# TASK REQUIREMENTS
Compile every line that includes the word "Reiser".

# Data records
- - -
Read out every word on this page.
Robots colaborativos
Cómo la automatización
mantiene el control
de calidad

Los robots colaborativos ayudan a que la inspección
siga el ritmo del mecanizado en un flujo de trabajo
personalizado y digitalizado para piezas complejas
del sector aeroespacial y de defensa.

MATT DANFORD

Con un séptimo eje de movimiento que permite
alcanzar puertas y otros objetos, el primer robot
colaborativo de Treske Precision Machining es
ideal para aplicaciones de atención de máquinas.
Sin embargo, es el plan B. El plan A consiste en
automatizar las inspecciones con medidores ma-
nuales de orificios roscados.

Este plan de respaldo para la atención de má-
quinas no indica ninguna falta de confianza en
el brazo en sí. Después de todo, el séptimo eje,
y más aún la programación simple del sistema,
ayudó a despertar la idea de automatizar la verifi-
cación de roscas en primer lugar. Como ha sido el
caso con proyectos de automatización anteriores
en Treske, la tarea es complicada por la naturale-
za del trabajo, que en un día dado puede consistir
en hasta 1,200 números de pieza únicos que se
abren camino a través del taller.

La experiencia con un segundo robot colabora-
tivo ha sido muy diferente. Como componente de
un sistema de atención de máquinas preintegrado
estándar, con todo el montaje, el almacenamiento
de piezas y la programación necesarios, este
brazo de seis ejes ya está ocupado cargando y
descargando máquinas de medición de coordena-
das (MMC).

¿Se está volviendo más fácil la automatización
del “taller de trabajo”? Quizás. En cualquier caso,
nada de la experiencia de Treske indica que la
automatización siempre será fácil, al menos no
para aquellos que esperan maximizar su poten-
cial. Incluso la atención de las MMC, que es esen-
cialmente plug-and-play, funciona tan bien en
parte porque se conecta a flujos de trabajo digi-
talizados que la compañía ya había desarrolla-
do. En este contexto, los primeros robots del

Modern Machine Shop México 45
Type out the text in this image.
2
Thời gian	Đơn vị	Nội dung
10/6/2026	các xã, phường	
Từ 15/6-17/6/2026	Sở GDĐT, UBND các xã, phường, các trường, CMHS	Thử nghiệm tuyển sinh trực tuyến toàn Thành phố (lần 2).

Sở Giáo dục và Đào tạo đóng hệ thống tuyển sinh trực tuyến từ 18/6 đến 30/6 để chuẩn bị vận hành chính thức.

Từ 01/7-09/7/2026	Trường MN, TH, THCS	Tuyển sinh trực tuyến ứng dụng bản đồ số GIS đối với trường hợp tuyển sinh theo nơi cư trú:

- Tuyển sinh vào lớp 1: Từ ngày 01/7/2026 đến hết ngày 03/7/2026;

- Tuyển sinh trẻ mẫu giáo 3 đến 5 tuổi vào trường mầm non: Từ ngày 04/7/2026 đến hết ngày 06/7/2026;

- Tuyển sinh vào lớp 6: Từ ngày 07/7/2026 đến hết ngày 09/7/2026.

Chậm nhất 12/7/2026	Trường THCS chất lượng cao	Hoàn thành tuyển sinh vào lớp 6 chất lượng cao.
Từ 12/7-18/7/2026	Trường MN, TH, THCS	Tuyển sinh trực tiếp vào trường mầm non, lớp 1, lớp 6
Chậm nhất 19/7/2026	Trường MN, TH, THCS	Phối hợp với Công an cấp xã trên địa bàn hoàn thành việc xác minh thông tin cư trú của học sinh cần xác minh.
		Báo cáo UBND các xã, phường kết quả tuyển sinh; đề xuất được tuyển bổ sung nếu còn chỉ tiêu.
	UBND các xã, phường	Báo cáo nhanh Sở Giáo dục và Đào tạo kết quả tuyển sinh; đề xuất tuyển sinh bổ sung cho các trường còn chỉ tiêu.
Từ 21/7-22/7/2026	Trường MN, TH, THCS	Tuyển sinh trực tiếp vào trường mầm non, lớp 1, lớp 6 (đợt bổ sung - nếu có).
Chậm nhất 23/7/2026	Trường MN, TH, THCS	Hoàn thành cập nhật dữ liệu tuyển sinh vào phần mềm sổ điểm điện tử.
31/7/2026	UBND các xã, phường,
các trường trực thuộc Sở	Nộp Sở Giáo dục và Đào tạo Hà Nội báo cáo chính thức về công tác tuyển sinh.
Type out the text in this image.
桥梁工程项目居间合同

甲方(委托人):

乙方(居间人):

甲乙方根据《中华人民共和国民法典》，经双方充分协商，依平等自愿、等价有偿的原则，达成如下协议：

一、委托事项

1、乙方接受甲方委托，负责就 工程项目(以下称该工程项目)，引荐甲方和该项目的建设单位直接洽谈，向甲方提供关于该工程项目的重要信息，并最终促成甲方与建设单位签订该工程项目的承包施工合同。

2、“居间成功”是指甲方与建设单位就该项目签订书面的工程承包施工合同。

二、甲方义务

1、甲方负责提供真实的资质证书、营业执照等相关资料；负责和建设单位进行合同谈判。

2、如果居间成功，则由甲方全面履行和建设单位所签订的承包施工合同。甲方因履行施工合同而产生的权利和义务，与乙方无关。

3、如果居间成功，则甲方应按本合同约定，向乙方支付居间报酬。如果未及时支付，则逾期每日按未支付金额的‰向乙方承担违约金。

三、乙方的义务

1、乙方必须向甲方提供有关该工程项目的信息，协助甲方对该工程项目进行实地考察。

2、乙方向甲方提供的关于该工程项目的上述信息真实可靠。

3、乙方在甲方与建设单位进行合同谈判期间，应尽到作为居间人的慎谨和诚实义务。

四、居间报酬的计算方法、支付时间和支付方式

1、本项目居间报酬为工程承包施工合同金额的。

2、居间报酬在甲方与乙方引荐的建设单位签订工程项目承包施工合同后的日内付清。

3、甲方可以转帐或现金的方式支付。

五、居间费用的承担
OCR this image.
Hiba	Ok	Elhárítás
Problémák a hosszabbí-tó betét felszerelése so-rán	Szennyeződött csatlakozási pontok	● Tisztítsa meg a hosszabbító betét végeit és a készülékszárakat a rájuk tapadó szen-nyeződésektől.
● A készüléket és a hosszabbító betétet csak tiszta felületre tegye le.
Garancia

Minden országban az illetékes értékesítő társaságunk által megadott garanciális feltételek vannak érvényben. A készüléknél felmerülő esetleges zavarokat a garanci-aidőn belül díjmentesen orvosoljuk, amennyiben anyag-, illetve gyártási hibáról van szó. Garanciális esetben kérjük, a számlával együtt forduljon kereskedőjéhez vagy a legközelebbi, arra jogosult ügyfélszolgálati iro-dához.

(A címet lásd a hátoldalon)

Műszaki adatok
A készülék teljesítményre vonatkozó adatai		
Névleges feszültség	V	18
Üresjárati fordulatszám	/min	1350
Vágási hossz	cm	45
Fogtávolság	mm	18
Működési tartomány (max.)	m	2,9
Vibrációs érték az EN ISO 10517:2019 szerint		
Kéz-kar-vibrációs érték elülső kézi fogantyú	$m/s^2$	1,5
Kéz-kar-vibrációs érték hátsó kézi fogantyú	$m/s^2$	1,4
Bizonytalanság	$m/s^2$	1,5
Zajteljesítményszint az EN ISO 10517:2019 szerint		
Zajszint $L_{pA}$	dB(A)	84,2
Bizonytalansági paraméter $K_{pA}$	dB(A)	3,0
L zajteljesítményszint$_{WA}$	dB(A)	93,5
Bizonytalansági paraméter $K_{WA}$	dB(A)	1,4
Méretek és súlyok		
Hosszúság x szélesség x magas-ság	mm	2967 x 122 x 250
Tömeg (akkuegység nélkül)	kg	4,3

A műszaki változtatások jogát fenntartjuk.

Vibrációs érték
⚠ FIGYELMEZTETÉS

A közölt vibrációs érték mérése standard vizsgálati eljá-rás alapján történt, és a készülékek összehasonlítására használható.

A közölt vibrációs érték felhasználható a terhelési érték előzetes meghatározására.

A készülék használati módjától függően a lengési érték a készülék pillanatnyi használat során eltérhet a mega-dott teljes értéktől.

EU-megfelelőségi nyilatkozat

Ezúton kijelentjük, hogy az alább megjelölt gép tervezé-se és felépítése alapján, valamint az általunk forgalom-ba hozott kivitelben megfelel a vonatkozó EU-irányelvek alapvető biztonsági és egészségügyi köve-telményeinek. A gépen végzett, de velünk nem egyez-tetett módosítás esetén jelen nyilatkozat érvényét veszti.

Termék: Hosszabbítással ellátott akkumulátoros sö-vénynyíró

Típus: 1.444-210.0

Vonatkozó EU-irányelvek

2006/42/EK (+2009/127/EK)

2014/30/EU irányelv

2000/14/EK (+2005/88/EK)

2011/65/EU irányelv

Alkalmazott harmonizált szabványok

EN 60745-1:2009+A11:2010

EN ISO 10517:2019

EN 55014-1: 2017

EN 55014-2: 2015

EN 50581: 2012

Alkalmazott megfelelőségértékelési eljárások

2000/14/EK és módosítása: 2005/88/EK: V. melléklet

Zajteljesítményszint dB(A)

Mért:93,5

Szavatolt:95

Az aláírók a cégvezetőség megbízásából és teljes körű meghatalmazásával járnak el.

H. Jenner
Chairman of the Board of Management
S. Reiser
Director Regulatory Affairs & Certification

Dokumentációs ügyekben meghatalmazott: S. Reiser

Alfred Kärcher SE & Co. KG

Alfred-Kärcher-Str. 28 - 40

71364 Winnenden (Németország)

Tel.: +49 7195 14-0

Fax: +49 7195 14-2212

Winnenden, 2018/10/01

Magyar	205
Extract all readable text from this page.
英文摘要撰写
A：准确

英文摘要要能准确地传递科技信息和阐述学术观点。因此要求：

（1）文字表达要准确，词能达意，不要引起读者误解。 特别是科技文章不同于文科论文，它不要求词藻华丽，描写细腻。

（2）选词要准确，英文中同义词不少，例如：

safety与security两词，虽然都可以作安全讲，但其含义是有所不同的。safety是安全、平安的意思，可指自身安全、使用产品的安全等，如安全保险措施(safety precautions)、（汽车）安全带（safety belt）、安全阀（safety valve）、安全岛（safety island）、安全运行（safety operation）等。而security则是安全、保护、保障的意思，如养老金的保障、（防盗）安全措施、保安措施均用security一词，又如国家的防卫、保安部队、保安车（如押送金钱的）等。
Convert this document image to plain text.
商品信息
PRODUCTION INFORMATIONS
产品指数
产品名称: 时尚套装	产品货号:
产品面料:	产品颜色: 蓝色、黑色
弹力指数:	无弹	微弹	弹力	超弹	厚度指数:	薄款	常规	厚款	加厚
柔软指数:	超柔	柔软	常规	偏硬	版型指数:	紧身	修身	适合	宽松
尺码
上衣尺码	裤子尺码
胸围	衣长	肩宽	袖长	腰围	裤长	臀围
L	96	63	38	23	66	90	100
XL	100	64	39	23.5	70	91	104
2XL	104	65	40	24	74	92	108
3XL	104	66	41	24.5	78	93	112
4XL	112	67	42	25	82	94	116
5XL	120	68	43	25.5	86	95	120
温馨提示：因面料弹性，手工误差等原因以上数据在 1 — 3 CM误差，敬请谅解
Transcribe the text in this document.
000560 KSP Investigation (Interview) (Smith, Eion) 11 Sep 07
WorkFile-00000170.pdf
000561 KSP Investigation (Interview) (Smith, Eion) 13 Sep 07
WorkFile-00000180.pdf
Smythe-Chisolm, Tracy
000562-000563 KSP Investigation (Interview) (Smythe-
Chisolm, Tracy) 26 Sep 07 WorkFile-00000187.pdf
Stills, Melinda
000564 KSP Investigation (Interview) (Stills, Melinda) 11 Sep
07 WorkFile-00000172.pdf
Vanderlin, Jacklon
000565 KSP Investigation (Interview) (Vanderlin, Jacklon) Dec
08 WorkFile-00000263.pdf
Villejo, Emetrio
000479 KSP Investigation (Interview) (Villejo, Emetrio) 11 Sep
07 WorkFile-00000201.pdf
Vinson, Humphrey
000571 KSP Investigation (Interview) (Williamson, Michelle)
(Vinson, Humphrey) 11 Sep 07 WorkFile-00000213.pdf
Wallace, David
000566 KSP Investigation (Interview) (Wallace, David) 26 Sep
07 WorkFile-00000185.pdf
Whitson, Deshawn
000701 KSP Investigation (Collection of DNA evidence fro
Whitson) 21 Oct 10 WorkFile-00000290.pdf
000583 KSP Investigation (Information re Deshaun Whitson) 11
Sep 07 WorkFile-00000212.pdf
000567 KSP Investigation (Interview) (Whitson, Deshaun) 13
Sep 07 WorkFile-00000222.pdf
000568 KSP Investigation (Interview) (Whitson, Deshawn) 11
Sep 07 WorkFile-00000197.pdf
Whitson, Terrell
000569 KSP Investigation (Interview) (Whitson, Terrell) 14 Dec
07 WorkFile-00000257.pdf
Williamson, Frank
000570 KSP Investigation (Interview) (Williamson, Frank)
- - -
# OUTPUT OF THE EXERCISE
S. Reiser
Dokumentációs ügyekben meghatalmazott: S. Reiser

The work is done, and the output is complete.